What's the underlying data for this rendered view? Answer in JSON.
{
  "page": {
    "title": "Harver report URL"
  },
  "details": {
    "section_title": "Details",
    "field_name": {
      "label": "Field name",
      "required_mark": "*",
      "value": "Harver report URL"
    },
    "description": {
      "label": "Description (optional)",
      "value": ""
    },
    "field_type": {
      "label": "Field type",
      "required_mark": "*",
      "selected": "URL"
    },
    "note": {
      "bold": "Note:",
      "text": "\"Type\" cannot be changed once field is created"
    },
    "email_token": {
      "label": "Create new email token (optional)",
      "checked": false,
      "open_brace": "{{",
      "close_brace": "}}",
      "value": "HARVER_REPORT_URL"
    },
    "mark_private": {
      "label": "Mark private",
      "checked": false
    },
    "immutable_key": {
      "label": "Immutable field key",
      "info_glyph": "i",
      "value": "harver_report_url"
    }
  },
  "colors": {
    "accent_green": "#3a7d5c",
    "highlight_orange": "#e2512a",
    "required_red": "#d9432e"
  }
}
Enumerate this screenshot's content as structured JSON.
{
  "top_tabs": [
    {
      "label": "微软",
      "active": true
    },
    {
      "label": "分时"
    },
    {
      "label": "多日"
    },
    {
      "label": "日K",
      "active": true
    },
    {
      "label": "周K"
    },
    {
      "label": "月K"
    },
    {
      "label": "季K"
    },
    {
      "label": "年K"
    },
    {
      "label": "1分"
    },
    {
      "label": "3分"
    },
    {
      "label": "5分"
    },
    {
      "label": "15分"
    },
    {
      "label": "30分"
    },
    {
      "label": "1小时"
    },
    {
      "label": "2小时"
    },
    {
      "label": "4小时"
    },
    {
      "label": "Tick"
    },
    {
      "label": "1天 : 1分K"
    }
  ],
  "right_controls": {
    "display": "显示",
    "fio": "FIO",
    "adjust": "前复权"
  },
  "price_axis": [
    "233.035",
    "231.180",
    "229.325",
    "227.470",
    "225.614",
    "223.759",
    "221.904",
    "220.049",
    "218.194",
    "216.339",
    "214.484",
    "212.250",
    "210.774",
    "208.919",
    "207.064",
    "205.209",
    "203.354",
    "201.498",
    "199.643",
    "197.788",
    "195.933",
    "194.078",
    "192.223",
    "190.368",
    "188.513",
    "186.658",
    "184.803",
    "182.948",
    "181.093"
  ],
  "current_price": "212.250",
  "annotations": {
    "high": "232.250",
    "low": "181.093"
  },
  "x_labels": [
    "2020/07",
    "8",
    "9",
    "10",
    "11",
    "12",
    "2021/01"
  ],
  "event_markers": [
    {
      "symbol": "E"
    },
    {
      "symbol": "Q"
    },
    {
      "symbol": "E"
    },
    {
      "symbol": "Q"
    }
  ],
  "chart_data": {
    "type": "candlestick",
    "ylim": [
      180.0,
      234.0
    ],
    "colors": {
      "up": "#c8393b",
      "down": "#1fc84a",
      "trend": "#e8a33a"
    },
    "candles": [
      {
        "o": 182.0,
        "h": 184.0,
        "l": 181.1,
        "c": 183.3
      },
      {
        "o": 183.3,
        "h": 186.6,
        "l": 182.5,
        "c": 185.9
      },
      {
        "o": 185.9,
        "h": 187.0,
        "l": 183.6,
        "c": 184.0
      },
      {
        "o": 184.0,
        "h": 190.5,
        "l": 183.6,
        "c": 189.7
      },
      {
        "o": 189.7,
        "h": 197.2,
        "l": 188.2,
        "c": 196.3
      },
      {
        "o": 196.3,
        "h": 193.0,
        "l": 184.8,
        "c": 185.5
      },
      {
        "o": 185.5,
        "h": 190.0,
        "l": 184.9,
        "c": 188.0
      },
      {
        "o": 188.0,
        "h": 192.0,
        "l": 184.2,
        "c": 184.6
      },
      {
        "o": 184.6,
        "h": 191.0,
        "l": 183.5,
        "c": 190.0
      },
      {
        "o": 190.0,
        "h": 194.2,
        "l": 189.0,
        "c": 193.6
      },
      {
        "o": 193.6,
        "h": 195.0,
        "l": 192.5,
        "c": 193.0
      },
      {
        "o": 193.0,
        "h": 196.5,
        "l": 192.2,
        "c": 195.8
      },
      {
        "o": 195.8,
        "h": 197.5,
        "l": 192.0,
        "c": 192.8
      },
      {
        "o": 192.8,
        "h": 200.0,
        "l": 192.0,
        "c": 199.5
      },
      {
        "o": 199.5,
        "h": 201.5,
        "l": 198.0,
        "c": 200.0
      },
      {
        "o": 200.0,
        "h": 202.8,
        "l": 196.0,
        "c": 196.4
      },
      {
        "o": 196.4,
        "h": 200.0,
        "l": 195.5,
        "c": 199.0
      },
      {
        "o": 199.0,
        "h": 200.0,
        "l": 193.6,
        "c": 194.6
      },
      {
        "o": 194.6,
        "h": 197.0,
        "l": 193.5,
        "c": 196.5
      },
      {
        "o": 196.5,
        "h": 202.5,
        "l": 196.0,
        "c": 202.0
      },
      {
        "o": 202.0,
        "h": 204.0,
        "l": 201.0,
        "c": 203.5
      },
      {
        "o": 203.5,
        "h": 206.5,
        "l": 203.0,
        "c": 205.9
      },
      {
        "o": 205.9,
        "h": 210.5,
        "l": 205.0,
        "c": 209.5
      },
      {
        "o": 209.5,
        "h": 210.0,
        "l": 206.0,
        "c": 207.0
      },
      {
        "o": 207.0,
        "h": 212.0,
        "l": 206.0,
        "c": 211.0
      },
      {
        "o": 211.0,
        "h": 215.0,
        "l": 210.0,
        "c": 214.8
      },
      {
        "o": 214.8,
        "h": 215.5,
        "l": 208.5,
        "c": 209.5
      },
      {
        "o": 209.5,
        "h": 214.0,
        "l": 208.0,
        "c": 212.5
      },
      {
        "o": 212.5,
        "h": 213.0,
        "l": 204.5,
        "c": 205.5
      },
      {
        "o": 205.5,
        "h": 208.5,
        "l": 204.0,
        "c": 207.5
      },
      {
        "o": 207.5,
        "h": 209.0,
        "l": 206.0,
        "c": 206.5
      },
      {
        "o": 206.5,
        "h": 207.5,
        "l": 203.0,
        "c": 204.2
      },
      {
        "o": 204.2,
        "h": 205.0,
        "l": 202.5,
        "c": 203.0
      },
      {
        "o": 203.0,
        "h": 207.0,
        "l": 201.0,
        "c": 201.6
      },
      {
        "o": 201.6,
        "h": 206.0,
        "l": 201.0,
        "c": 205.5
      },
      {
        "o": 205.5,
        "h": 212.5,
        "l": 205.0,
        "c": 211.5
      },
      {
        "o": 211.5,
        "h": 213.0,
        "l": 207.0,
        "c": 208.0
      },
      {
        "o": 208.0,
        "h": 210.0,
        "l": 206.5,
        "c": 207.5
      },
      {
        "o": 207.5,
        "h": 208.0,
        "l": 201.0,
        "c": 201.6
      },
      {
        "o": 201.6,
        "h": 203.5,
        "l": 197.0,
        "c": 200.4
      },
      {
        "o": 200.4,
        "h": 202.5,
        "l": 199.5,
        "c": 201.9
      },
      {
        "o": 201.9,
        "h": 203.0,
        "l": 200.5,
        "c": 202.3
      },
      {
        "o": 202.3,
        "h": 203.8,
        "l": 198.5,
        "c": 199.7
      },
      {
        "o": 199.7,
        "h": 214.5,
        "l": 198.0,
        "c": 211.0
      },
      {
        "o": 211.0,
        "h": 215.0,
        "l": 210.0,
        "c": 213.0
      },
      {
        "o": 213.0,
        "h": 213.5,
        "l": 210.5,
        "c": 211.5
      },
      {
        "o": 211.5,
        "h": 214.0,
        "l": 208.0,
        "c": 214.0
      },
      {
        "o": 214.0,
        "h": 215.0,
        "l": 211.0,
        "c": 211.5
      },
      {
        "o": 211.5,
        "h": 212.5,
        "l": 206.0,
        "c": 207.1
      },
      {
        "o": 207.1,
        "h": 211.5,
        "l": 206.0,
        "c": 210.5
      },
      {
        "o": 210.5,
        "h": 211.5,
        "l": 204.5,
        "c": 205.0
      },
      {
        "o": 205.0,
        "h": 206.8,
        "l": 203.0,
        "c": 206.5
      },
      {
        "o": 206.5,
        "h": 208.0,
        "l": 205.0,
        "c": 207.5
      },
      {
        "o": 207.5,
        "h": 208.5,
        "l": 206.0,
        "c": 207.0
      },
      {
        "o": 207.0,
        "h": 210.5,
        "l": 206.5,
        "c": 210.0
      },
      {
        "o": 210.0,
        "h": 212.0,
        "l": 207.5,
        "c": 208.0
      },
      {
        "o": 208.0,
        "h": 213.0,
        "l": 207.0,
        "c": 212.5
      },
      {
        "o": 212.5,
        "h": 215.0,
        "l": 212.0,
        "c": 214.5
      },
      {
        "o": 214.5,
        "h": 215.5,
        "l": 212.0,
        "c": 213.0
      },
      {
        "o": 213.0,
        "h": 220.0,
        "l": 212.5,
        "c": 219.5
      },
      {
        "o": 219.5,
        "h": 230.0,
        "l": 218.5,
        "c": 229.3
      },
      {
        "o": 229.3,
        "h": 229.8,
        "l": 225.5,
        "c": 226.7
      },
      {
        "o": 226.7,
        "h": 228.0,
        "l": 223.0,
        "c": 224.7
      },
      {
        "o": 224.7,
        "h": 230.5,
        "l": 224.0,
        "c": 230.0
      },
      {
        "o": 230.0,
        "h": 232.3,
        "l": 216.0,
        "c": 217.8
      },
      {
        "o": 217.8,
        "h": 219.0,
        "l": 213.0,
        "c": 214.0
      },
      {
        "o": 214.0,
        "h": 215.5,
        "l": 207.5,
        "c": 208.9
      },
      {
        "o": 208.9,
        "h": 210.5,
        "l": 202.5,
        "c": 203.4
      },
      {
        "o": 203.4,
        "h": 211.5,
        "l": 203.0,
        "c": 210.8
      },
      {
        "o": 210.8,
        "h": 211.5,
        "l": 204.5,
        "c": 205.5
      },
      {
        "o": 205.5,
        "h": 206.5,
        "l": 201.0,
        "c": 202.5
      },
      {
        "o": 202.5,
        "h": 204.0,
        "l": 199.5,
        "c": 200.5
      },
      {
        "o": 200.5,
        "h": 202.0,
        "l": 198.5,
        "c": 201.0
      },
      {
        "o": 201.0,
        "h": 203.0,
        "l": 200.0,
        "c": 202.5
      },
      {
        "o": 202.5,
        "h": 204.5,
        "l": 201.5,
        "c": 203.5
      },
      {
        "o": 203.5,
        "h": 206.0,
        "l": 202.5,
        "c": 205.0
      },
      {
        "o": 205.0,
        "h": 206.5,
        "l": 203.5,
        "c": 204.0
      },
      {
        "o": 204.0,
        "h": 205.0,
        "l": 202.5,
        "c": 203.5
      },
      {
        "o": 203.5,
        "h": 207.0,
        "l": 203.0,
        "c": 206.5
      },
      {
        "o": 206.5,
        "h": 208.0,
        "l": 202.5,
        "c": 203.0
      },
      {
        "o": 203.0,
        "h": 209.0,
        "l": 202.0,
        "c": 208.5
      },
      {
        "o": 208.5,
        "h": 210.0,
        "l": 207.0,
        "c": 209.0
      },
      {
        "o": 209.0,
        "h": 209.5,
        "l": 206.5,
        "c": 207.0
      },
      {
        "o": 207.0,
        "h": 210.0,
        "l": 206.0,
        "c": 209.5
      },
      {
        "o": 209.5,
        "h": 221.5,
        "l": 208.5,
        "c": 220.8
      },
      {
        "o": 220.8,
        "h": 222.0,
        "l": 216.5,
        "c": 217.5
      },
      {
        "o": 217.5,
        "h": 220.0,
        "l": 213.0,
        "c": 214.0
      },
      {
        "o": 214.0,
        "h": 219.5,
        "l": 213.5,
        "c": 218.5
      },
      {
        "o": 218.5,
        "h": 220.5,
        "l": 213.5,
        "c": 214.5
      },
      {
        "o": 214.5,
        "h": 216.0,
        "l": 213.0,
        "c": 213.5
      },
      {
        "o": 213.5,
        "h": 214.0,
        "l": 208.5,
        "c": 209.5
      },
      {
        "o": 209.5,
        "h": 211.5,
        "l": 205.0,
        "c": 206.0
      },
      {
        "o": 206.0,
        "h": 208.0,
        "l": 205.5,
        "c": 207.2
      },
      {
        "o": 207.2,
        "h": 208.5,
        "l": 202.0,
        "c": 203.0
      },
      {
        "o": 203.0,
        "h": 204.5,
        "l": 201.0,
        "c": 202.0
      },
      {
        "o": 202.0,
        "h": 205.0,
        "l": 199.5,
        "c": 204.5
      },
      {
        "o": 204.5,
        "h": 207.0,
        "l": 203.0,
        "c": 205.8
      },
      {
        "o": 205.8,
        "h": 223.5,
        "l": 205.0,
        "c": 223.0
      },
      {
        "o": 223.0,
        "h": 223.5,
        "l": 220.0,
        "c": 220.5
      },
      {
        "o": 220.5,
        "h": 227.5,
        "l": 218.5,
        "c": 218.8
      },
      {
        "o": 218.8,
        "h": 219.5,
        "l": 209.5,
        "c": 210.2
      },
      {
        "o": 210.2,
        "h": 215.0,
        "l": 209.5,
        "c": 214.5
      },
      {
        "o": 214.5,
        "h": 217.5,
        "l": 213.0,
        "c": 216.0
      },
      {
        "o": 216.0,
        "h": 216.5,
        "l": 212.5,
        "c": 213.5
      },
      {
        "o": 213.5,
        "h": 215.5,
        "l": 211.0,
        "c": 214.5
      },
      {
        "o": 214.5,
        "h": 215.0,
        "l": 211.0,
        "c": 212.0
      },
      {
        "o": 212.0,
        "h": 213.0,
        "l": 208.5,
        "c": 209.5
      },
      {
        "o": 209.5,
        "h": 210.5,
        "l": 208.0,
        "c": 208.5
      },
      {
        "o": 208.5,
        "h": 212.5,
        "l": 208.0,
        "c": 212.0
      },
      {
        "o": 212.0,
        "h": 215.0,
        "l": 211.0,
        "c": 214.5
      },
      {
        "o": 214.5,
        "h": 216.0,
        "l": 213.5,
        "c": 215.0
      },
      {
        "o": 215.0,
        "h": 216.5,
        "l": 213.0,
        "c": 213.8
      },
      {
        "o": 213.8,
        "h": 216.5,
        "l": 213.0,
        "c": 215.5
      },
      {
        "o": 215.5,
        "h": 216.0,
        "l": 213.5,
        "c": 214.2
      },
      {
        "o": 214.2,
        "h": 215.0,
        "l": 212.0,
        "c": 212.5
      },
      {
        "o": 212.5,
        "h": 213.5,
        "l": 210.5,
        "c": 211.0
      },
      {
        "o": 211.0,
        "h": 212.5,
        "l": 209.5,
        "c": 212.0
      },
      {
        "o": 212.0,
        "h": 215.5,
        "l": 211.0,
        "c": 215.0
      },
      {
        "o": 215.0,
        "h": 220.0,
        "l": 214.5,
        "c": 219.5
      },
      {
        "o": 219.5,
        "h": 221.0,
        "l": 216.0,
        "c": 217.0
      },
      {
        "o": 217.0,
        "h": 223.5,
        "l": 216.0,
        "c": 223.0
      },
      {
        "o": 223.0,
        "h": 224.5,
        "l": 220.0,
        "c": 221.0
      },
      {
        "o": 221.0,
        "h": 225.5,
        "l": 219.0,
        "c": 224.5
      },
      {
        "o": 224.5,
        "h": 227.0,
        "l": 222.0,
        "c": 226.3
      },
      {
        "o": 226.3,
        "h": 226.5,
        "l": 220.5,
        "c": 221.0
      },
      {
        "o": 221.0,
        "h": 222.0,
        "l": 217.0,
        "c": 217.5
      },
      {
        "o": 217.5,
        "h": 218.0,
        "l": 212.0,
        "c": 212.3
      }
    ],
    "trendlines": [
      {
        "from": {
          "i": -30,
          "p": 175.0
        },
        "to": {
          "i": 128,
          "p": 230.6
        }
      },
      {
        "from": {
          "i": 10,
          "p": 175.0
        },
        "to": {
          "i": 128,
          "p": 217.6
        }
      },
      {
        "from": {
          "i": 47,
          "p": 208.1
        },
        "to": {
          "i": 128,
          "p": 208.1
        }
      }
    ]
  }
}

==========

--- Problem details ---
Identify and copy all lines with the word "optional".

--- Written answer ---
      "label": "Description (optional)",
      "label": "Create new email token (optional)",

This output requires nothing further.